_Job:_ Read through the data and report every line in which the word "anderen" occurs.

_Records to process:_
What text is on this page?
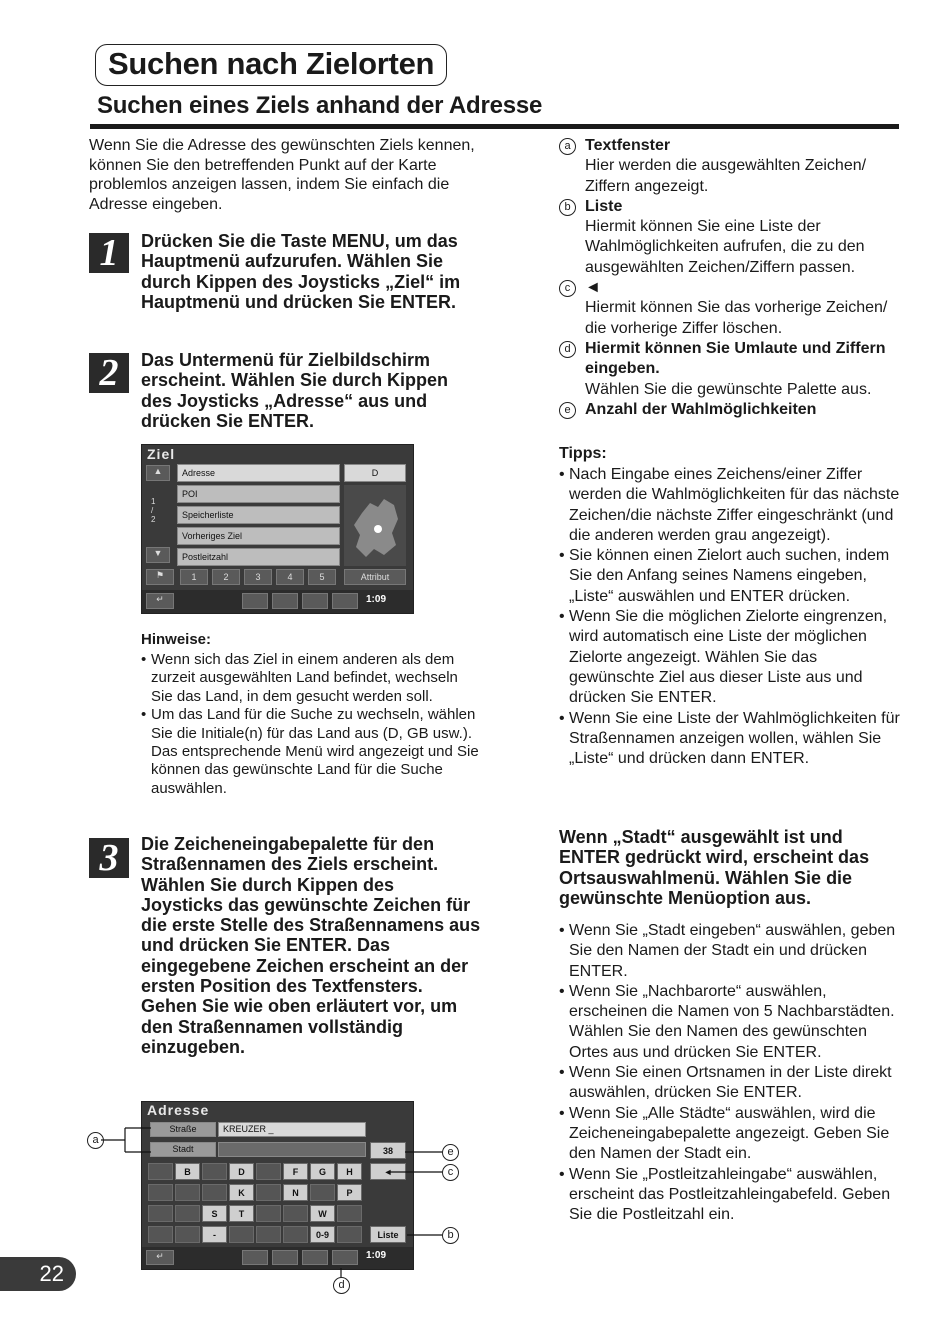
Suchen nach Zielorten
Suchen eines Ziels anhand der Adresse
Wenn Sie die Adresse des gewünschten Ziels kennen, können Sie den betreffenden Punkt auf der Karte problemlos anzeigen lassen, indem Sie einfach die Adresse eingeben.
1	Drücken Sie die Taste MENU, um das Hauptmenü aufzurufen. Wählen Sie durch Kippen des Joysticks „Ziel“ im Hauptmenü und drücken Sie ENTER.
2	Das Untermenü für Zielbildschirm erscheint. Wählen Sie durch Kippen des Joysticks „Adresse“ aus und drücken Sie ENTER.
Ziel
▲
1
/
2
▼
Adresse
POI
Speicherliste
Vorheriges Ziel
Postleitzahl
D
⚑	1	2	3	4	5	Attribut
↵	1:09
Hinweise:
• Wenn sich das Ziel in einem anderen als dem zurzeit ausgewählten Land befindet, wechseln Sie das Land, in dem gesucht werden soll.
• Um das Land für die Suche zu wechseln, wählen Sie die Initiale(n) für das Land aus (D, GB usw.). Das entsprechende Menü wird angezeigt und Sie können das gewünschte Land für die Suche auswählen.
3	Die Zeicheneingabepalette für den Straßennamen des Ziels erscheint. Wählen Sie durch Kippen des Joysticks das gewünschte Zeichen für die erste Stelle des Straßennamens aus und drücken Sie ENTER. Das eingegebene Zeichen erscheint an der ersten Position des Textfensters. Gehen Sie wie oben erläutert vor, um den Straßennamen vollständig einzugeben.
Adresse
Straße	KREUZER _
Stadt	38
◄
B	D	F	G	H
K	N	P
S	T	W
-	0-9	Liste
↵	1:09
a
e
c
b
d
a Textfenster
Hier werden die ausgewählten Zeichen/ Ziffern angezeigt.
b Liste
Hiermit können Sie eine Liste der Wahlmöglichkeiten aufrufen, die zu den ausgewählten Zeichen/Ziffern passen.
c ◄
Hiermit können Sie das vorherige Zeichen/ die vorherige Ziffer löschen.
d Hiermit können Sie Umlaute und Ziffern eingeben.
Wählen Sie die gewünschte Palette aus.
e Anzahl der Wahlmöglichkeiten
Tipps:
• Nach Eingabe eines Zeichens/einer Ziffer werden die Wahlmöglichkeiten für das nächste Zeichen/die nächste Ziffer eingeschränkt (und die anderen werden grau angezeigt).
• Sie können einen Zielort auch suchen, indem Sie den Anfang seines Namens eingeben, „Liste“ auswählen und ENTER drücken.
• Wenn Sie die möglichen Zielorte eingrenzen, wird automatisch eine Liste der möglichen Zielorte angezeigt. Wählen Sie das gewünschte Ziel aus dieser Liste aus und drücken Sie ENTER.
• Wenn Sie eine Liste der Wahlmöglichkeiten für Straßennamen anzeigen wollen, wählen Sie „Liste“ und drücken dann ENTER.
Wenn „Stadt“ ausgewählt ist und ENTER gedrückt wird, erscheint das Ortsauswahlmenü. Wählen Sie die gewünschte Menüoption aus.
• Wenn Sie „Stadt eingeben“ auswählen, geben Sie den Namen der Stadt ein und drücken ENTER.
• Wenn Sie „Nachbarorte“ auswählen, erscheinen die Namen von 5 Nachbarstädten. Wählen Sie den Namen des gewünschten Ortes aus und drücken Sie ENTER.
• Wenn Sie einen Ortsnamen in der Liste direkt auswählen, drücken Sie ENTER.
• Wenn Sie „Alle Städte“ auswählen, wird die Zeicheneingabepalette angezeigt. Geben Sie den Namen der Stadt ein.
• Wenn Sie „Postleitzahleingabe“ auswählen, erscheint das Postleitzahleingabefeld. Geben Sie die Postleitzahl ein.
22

---

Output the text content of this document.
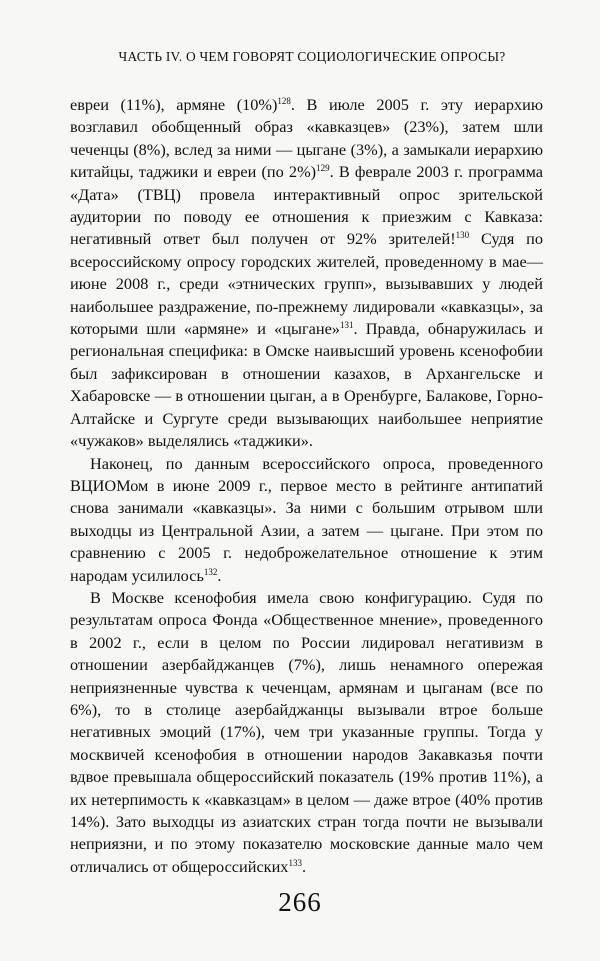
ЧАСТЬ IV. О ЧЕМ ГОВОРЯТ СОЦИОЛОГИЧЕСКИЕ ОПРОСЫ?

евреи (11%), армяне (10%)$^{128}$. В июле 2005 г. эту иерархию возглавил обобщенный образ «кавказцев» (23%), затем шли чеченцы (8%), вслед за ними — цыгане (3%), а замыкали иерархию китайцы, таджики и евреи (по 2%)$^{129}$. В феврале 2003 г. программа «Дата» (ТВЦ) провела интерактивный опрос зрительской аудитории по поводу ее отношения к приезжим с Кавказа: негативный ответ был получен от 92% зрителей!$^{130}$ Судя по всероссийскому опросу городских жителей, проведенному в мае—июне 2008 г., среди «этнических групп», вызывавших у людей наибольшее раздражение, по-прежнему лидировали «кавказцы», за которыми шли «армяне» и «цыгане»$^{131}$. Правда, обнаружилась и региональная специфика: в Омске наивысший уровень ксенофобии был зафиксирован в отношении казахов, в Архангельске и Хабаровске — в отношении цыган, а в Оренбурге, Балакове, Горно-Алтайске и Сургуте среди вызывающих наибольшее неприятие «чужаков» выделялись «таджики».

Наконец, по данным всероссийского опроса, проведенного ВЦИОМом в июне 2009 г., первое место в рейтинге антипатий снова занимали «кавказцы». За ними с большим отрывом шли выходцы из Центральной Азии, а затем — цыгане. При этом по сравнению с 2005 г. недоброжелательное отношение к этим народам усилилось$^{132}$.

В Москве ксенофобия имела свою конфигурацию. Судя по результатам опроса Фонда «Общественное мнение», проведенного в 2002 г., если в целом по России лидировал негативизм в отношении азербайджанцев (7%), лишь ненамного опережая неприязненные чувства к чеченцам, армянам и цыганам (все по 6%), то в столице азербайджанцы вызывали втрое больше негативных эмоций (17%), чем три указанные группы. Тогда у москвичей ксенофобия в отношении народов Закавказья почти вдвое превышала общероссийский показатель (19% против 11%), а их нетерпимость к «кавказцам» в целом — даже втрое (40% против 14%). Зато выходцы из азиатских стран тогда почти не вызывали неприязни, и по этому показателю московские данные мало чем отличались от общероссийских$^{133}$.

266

_Full solution:_
• Wenn sich das Ziel in einem anderen als dem zurzeit ausgewählten Land befindet, wechseln Sie das Land, in dem gesucht werden soll.
• Nach Eingabe eines Zeichens/einer Ziffer werden die Wahlmöglichkeiten für das nächste Zeichen/die nächste Ziffer eingeschränkt (und die anderen werden grau angezeigt).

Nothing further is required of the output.